> _SUPPLIED DATA_
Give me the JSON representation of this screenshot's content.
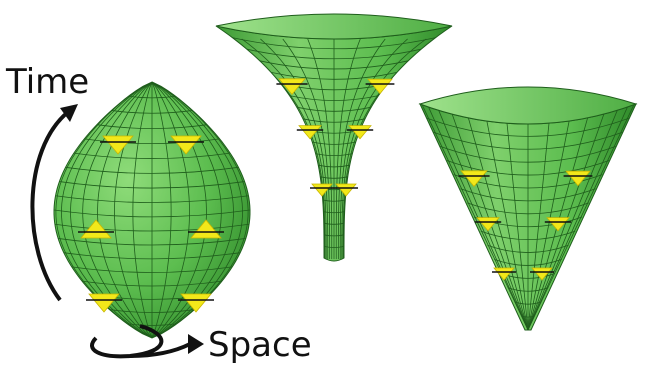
{
  "labels": {
    "time": "Time",
    "space": "Space"
  },
  "colors": {
    "surface": "#5cbd4f",
    "surface_dark": "#2f8a2a",
    "grid": "#1f5e1c",
    "marker": "#f2e81a",
    "marker_shadow": "#c9b600",
    "arrow": "#111111"
  },
  "figures": [
    "closed-universe-egg",
    "trumpet-universe",
    "cone-universe"
  ]
}
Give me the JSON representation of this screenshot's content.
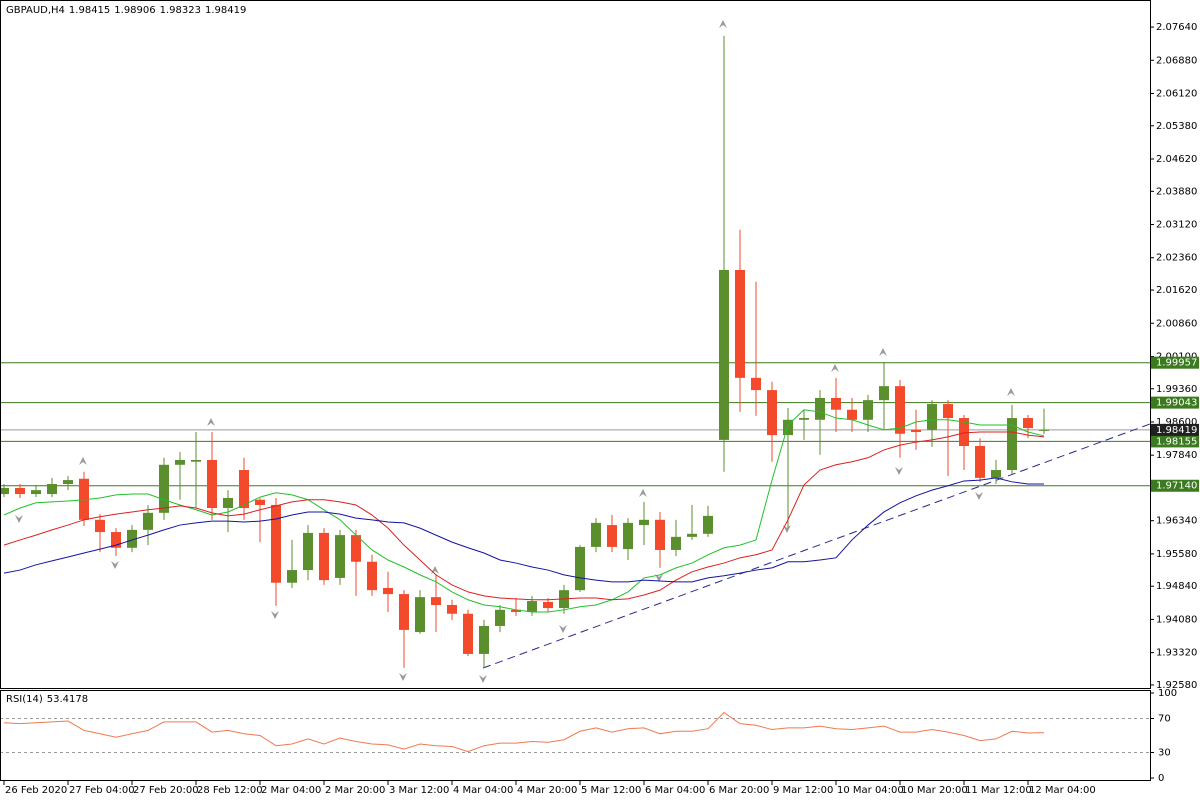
{
  "chart_data": [
    {
      "type": "candlestick",
      "title": "GBPAUD,H4",
      "categories": [
        "26 Feb 2020",
        null,
        null,
        null,
        "27 Feb 04:00",
        null,
        null,
        null,
        "27 Feb 20:00",
        null,
        null,
        null,
        "28 Feb 12:00",
        null,
        null,
        null,
        "2 Mar 04:00",
        null,
        null,
        null,
        "2 Mar 20:00",
        null,
        null,
        null,
        "3 Mar 12:00",
        null,
        null,
        null,
        "4 Mar 04:00",
        null,
        null,
        null,
        "4 Mar 20:00",
        null,
        null,
        null,
        "5 Mar 12:00",
        null,
        null,
        null,
        "6 Mar 04:00",
        null,
        null,
        null,
        "6 Mar 20:00",
        null,
        null,
        null,
        "9 Mar 12:00",
        null,
        null,
        null,
        "10 Mar 04:00",
        null,
        null,
        null,
        "10 Mar 20:00",
        null,
        null,
        null,
        "11 Mar 12:00",
        null,
        null,
        null,
        "12 Mar 04:00",
        null
      ],
      "open": [
        1.9695,
        1.9709,
        1.9695,
        1.9695,
        1.9718,
        1.973,
        1.9636,
        1.9608,
        1.9572,
        1.9613,
        1.9652,
        1.9762,
        1.9769,
        1.9773,
        1.9663,
        1.975,
        1.9682,
        1.967,
        1.9492,
        1.9521,
        1.9606,
        1.9503,
        1.9601,
        1.954,
        1.948,
        1.9466,
        1.9379,
        1.9459,
        1.9441,
        1.9421,
        1.9329,
        1.9393,
        1.943,
        1.9425,
        1.9448,
        1.9434,
        1.9475,
        1.9574,
        1.9624,
        1.9569,
        1.9624,
        1.9636,
        1.9567,
        1.9597,
        1.9604,
        1.9819,
        2.0208,
        1.9961,
        1.9933,
        1.983,
        1.9865,
        1.9865,
        1.9915,
        1.9888,
        1.9865,
        1.991,
        1.9942,
        1.9842,
        1.9842,
        1.9901,
        1.9869,
        1.9805,
        1.9732,
        1.975,
        1.9869,
        1.98415
      ],
      "high": [
        1.9718,
        1.9718,
        1.9716,
        1.9732,
        1.9736,
        1.9746,
        1.9649,
        1.9617,
        1.9624,
        1.967,
        1.9778,
        1.9791,
        1.9837,
        1.9837,
        1.9704,
        1.9778,
        1.9686,
        1.9686,
        1.959,
        1.9624,
        1.9617,
        1.9613,
        1.9613,
        1.9556,
        1.9517,
        1.9475,
        1.9475,
        1.951,
        1.9453,
        1.943,
        1.9407,
        1.9441,
        1.9457,
        1.9462,
        1.9457,
        1.9487,
        1.9578,
        1.964,
        1.9647,
        1.964,
        1.9677,
        1.9654,
        1.9636,
        1.967,
        1.9668,
        2.0744,
        2.03,
        2.0181,
        1.9952,
        1.9892,
        1.9888,
        1.9933,
        1.9961,
        1.9915,
        1.9922,
        1.9997,
        1.9956,
        1.9888,
        1.991,
        1.991,
        1.9876,
        1.9823,
        1.9773,
        1.9899,
        1.9876,
        1.98906
      ],
      "low": [
        1.9688,
        1.9686,
        1.9688,
        1.9688,
        1.9704,
        1.9622,
        1.9562,
        1.9553,
        1.9562,
        1.9578,
        1.9636,
        1.9682,
        1.9663,
        1.9636,
        1.9608,
        1.9636,
        1.9585,
        1.9439,
        1.948,
        1.9498,
        1.9487,
        1.9487,
        1.9462,
        1.9462,
        1.9425,
        1.9297,
        1.9375,
        1.9379,
        1.9407,
        1.9324,
        1.9297,
        1.9379,
        1.9416,
        1.9416,
        1.9425,
        1.9421,
        1.9471,
        1.9562,
        1.9562,
        1.9544,
        1.9578,
        1.9526,
        1.9553,
        1.959,
        1.9597,
        1.9746,
        1.9883,
        1.9874,
        1.9769,
        1.9617,
        1.9819,
        1.9785,
        1.9837,
        1.9837,
        1.9837,
        1.9842,
        1.9778,
        1.9796,
        1.9803,
        1.9736,
        1.975,
        1.9723,
        1.9718,
        1.9741,
        1.9823,
        1.98323
      ],
      "close": [
        1.9709,
        1.9695,
        1.9704,
        1.9718,
        1.9727,
        1.9636,
        1.9608,
        1.9572,
        1.9613,
        1.9652,
        1.9762,
        1.9773,
        1.9773,
        1.9663,
        1.9686,
        1.9663,
        1.967,
        1.9492,
        1.9521,
        1.9606,
        1.9498,
        1.9601,
        1.954,
        1.9475,
        1.9466,
        1.9384,
        1.9459,
        1.9441,
        1.9421,
        1.9329,
        1.9393,
        1.943,
        1.9425,
        1.945,
        1.9434,
        1.9475,
        1.9574,
        1.9629,
        1.9574,
        1.9629,
        1.9636,
        1.9567,
        1.9597,
        1.9604,
        1.9645,
        2.0208,
        1.9961,
        1.9933,
        1.983,
        1.9865,
        1.9869,
        1.9915,
        1.9888,
        1.9865,
        1.991,
        1.9942,
        1.9833,
        1.9837,
        1.9901,
        1.9869,
        1.9805,
        1.9732,
        1.975,
        1.9869,
        1.9846,
        1.98419
      ],
      "up_color": "#5b8f2d",
      "down_color": "#f24a2b",
      "overlays": [
        {
          "color": "#22c02a",
          "values": [
            1.9647,
            1.9663,
            1.9675,
            1.9677,
            1.9679,
            1.9682,
            1.9686,
            1.9693,
            1.9695,
            1.9695,
            1.9682,
            1.967,
            1.9659,
            1.9647,
            1.9654,
            1.967,
            1.9688,
            1.9698,
            1.9693,
            1.9682,
            1.9659,
            1.9636,
            1.9601,
            1.9567,
            1.9544,
            1.9528,
            1.951,
            1.9494,
            1.9471,
            1.9453,
            1.9441,
            1.9437,
            1.943,
            1.9425,
            1.9425,
            1.943,
            1.9437,
            1.9441,
            1.9453,
            1.9471,
            1.9503,
            1.951,
            1.9526,
            1.9537,
            1.9556,
            1.9572,
            1.9578,
            1.959,
            1.9727,
            1.9853,
            1.9888,
            1.9883,
            1.9869,
            1.9865,
            1.9853,
            1.9842,
            1.9846,
            1.986,
            1.9865,
            1.9865,
            1.986,
            1.9853,
            1.9853,
            1.9853,
            1.9837,
            1.9828
          ]
        },
        {
          "color": "#dd2020",
          "values": [
            1.9578,
            1.959,
            1.9601,
            1.9613,
            1.9624,
            1.9636,
            1.9643,
            1.9649,
            1.9654,
            1.9659,
            1.9663,
            1.9668,
            1.9663,
            1.9652,
            1.9645,
            1.9649,
            1.9659,
            1.9668,
            1.9677,
            1.9682,
            1.9682,
            1.9677,
            1.967,
            1.9647,
            1.9617,
            1.9578,
            1.9544,
            1.951,
            1.9487,
            1.9471,
            1.9462,
            1.9457,
            1.9455,
            1.9453,
            1.9453,
            1.9455,
            1.9457,
            1.9457,
            1.9453,
            1.9455,
            1.9464,
            1.9475,
            1.9498,
            1.9517,
            1.9528,
            1.9537,
            1.9549,
            1.9556,
            1.9567,
            1.9636,
            1.9716,
            1.975,
            1.9762,
            1.9769,
            1.9778,
            1.9796,
            1.9807,
            1.9814,
            1.9819,
            1.9826,
            1.9835,
            1.9837,
            1.9837,
            1.9837,
            1.983,
            1.9826
          ]
        },
        {
          "color": "#1414a0",
          "values": [
            1.9514,
            1.9521,
            1.9533,
            1.9542,
            1.9551,
            1.956,
            1.9569,
            1.9578,
            1.959,
            1.9601,
            1.9613,
            1.9624,
            1.9629,
            1.9633,
            1.9633,
            1.9631,
            1.9633,
            1.9638,
            1.9647,
            1.9654,
            1.9654,
            1.9649,
            1.964,
            1.9636,
            1.9631,
            1.9629,
            1.9617,
            1.9601,
            1.9585,
            1.9572,
            1.956,
            1.9544,
            1.9537,
            1.9528,
            1.9521,
            1.951,
            1.9503,
            1.9498,
            1.9494,
            1.9494,
            1.9498,
            1.9496,
            1.9494,
            1.9494,
            1.9503,
            1.9508,
            1.9514,
            1.9521,
            1.9526,
            1.954,
            1.954,
            1.9544,
            1.9549,
            1.959,
            1.9624,
            1.9654,
            1.9675,
            1.9691,
            1.9704,
            1.9714,
            1.9725,
            1.9727,
            1.9732,
            1.9723,
            1.9718,
            1.9718
          ]
        }
      ],
      "levels": [
        1.99957,
        1.99043,
        1.98155,
        {
          "value": 1.9714,
          "label": "1.97140"
        }
      ],
      "level_color": "#3b7a1e",
      "ylim": [
        1.9251,
        2.0826
      ],
      "yticks": [
        {
          "value": 2.0764,
          "label": "2.07640"
        },
        {
          "value": 2.0688,
          "label": "2.06880"
        },
        {
          "value": 2.0612,
          "label": "2.06120"
        },
        {
          "value": 2.0538,
          "label": "2.05380"
        },
        {
          "value": 2.0462,
          "label": "2.04620"
        },
        {
          "value": 2.0388,
          "label": "2.03880"
        },
        {
          "value": 2.0312,
          "label": "2.03120"
        },
        {
          "value": 2.0236,
          "label": "2.02360"
        },
        {
          "value": 2.0162,
          "label": "2.01620"
        },
        {
          "value": 2.0086,
          "label": "2.00860"
        },
        {
          "value": 2.001,
          "label": "2.00100"
        },
        {
          "value": 1.9936,
          "label": "1.99360"
        },
        {
          "value": 1.986,
          "label": "1.98600"
        },
        {
          "value": 1.9784,
          "label": "1.97840"
        },
        {
          "value": 1.9634,
          "label": "1.96340"
        },
        {
          "value": 1.9558,
          "label": "1.95580"
        },
        {
          "value": 1.9484,
          "label": "1.94840"
        },
        {
          "value": 1.9408,
          "label": "1.94080"
        },
        {
          "value": 1.9332,
          "label": "1.93320"
        },
        {
          "value": 1.9258,
          "label": "1.92580"
        }
      ],
      "grid": false
    },
    {
      "type": "line",
      "title": "RSI(14)",
      "color": "#f07a50",
      "values": [
        65,
        64,
        65,
        66,
        67,
        56,
        52,
        48,
        52,
        56,
        66,
        66,
        66,
        54,
        56,
        52,
        50,
        38,
        40,
        46,
        40,
        47,
        43,
        40,
        39,
        34,
        40,
        38,
        37,
        31,
        38,
        41,
        41,
        43,
        42,
        45,
        55,
        59,
        54,
        58,
        59,
        52,
        55,
        55,
        58,
        77,
        64,
        62,
        57,
        59,
        59,
        61,
        58,
        57,
        59,
        61,
        54,
        54,
        57,
        54,
        50,
        44,
        46,
        55,
        53,
        53.4178
      ],
      "ylim": [
        0,
        100
      ],
      "yticks": [
        100,
        70,
        30,
        0
      ],
      "level_lines": [
        70,
        30
      ]
    }
  ]
}
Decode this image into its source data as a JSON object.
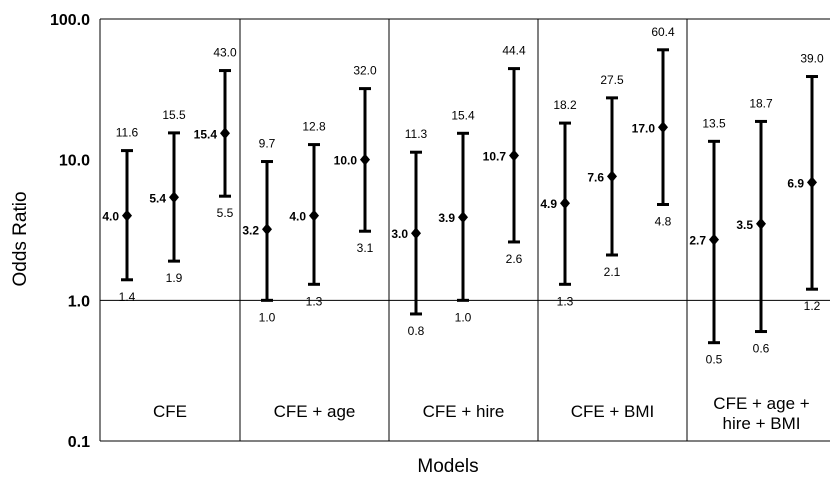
{
  "chart_data": {
    "type": "scatter",
    "xlabel": "Models",
    "ylabel": "Odds Ratio",
    "yscale": "log",
    "ylim": [
      0.1,
      100
    ],
    "y_ticks": [
      "0.1",
      "1.0",
      "10.0",
      "100.0"
    ],
    "reference_line": 1.0,
    "groups": [
      {
        "label": [
          "CFE"
        ],
        "points": [
          {
            "or": 4.0,
            "lo": 1.4,
            "hi": 11.6,
            "or_label": "4.0",
            "lo_label": "1.4",
            "hi_label": "11.6"
          },
          {
            "or": 5.4,
            "lo": 1.9,
            "hi": 15.5,
            "or_label": "5.4",
            "lo_label": "1.9",
            "hi_label": "15.5"
          },
          {
            "or": 15.4,
            "lo": 5.5,
            "hi": 43.0,
            "or_label": "15.4",
            "lo_label": "5.5",
            "hi_label": "43.0"
          }
        ]
      },
      {
        "label": [
          "CFE + age"
        ],
        "points": [
          {
            "or": 3.2,
            "lo": 1.0,
            "hi": 9.7,
            "or_label": "3.2",
            "lo_label": "1.0",
            "hi_label": "9.7"
          },
          {
            "or": 4.0,
            "lo": 1.3,
            "hi": 12.8,
            "or_label": "4.0",
            "lo_label": "1.3",
            "hi_label": "12.8"
          },
          {
            "or": 10.0,
            "lo": 3.1,
            "hi": 32.0,
            "or_label": "10.0",
            "lo_label": "3.1",
            "hi_label": "32.0"
          }
        ]
      },
      {
        "label": [
          "CFE + hire"
        ],
        "points": [
          {
            "or": 3.0,
            "lo": 0.8,
            "hi": 11.3,
            "or_label": "3.0",
            "lo_label": "0.8",
            "hi_label": "11.3"
          },
          {
            "or": 3.9,
            "lo": 1.0,
            "hi": 15.4,
            "or_label": "3.9",
            "lo_label": "1.0",
            "hi_label": "15.4"
          },
          {
            "or": 10.7,
            "lo": 2.6,
            "hi": 44.4,
            "or_label": "10.7",
            "lo_label": "2.6",
            "hi_label": "44.4"
          }
        ]
      },
      {
        "label": [
          "CFE + BMI"
        ],
        "points": [
          {
            "or": 4.9,
            "lo": 1.3,
            "hi": 18.2,
            "or_label": "4.9",
            "lo_label": "1.3",
            "hi_label": "18.2"
          },
          {
            "or": 7.6,
            "lo": 2.1,
            "hi": 27.5,
            "or_label": "7.6",
            "lo_label": "2.1",
            "hi_label": "27.5"
          },
          {
            "or": 17.0,
            "lo": 4.8,
            "hi": 60.4,
            "or_label": "17.0",
            "lo_label": "4.8",
            "hi_label": "60.4"
          }
        ]
      },
      {
        "label": [
          "CFE + age +",
          "hire + BMI"
        ],
        "points": [
          {
            "or": 2.7,
            "lo": 0.5,
            "hi": 13.5,
            "or_label": "2.7",
            "lo_label": "0.5",
            "hi_label": "13.5"
          },
          {
            "or": 3.5,
            "lo": 0.6,
            "hi": 18.7,
            "or_label": "3.5",
            "lo_label": "0.6",
            "hi_label": "18.7"
          },
          {
            "or": 6.9,
            "lo": 1.2,
            "hi": 39.0,
            "or_label": "6.9",
            "lo_label": "1.2",
            "hi_label": "39.0"
          }
        ]
      }
    ]
  }
}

> _TASK DETAILS_
What is the number of lines in the listing above that contain the string "type"? Give only the number.

> _WORKED SOLUTION_
3